## DIRECTIONS FOR THIS TASK
Copy every line from the records below that holds the word "forgási".

==== ENTRIES SHOWN

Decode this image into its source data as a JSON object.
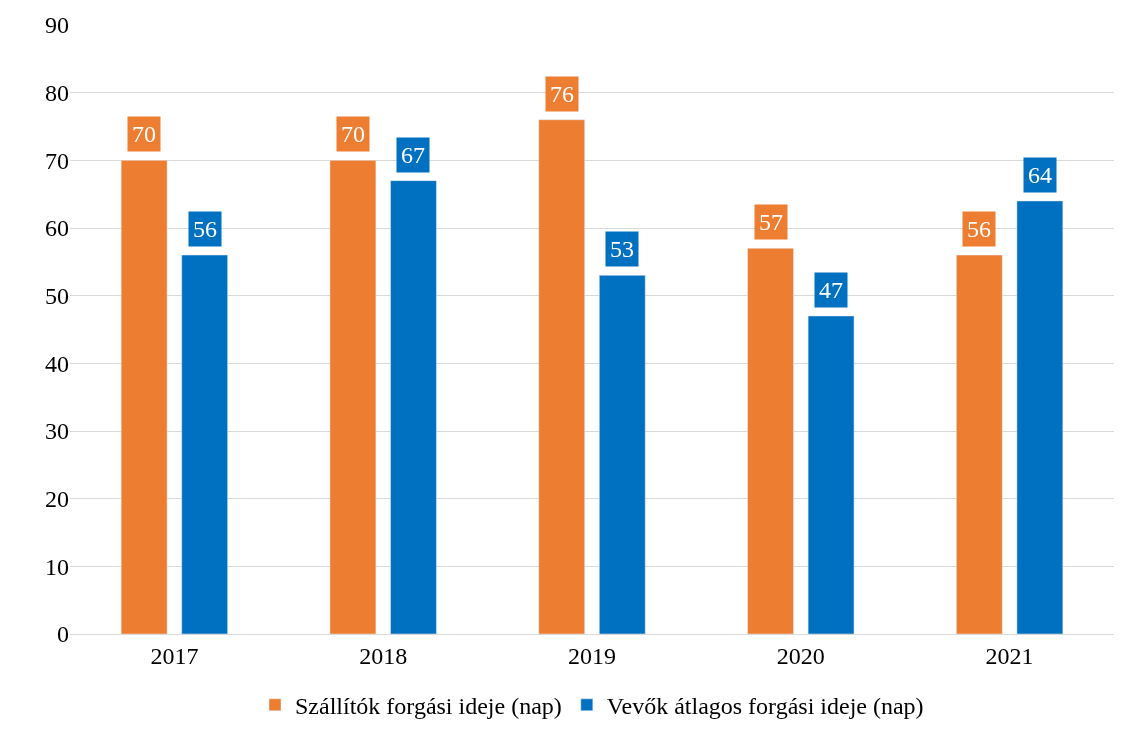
{
  "chart_data": {
    "type": "bar",
    "categories": [
      "2017",
      "2018",
      "2019",
      "2020",
      "2021"
    ],
    "series": [
      {
        "name": "Szállítók forgási ideje (nap)",
        "color": "#ed7d31",
        "values": [
          70,
          70,
          76,
          57,
          56
        ]
      },
      {
        "name": "Vevők átlagos forgási ideje (nap)",
        "color": "#0070c0",
        "values": [
          56,
          67,
          53,
          47,
          64
        ]
      }
    ],
    "ylim": [
      0,
      90
    ],
    "yticks": [
      0,
      10,
      20,
      30,
      40,
      50,
      60,
      70,
      80,
      90
    ],
    "grid": "y",
    "legend": "bottom",
    "data_labels": true
  }
}
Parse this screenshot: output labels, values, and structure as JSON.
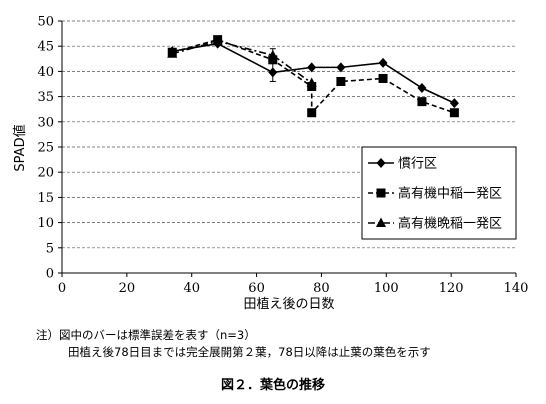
{
  "chart_data": {
    "type": "line",
    "xlabel": "田植え後の日数",
    "ylabel": "SPAD値",
    "xlim": [
      0,
      140
    ],
    "ylim": [
      0,
      50
    ],
    "xticks": [
      0,
      20,
      40,
      60,
      80,
      100,
      120,
      140
    ],
    "yticks": [
      0,
      5,
      10,
      15,
      20,
      25,
      30,
      35,
      40,
      45,
      50
    ],
    "grid": "horizontal dashed",
    "legend_position": "right",
    "series": [
      {
        "name": "慣行区",
        "marker": "diamond",
        "line": "solid",
        "points": [
          {
            "x": 34,
            "y": 44.0
          },
          {
            "x": 48,
            "y": 45.5
          },
          {
            "x": 65,
            "y": 39.8
          },
          {
            "x": 77,
            "y": 40.8
          },
          {
            "x": 86,
            "y": 40.8
          },
          {
            "x": 99,
            "y": 41.7
          },
          {
            "x": 111,
            "y": 36.7
          },
          {
            "x": 121,
            "y": 33.7
          }
        ]
      },
      {
        "name": "高有機中稲一発区",
        "marker": "square",
        "line": "dashed",
        "points": [
          {
            "x": 34,
            "y": 43.8
          },
          {
            "x": 48,
            "y": 46.3
          },
          {
            "x": 65,
            "y": 42.3
          },
          {
            "x": 77,
            "y": 37.0
          },
          {
            "x": 77,
            "y": 31.8
          },
          {
            "x": 86,
            "y": 38.0
          },
          {
            "x": 99,
            "y": 38.6
          },
          {
            "x": 111,
            "y": 34.0
          },
          {
            "x": 121,
            "y": 31.8
          }
        ]
      },
      {
        "name": "高有機晩稲一発区",
        "marker": "triangle",
        "line": "dash-dot",
        "points": [
          {
            "x": 34,
            "y": 43.5
          },
          {
            "x": 48,
            "y": 46.0
          },
          {
            "x": 65,
            "y": 43.2
          },
          {
            "x": 77,
            "y": 37.7
          }
        ]
      }
    ],
    "error_bars": [
      {
        "x": 65,
        "y": 42.3,
        "low": 38.0,
        "high": 44.5
      }
    ]
  },
  "notes": [
    "注）図中のバーは標準誤差を表す（n=3）",
    "田植え後78日目までは完全展開第２葉，78日以降は止葉の葉色を示す"
  ],
  "caption": "図２．葉色の推移"
}
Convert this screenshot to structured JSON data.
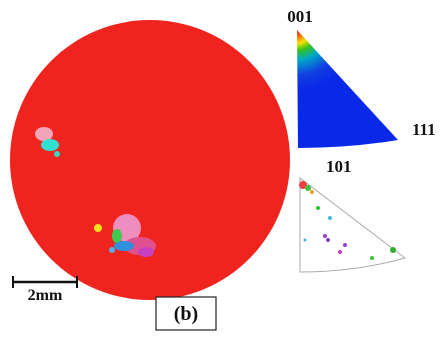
{
  "map": {
    "scale_bar": "2mm",
    "panel_label": "(b)"
  },
  "pole_figure": {
    "top": "001",
    "right": "111"
  },
  "lower_figure": {
    "label": "101"
  }
}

========

## WRITTEN ANSWER
        "name": "Szállítók forgási ideje (nap)",
        "name": "Vevők átlagos forgási ideje (nap)",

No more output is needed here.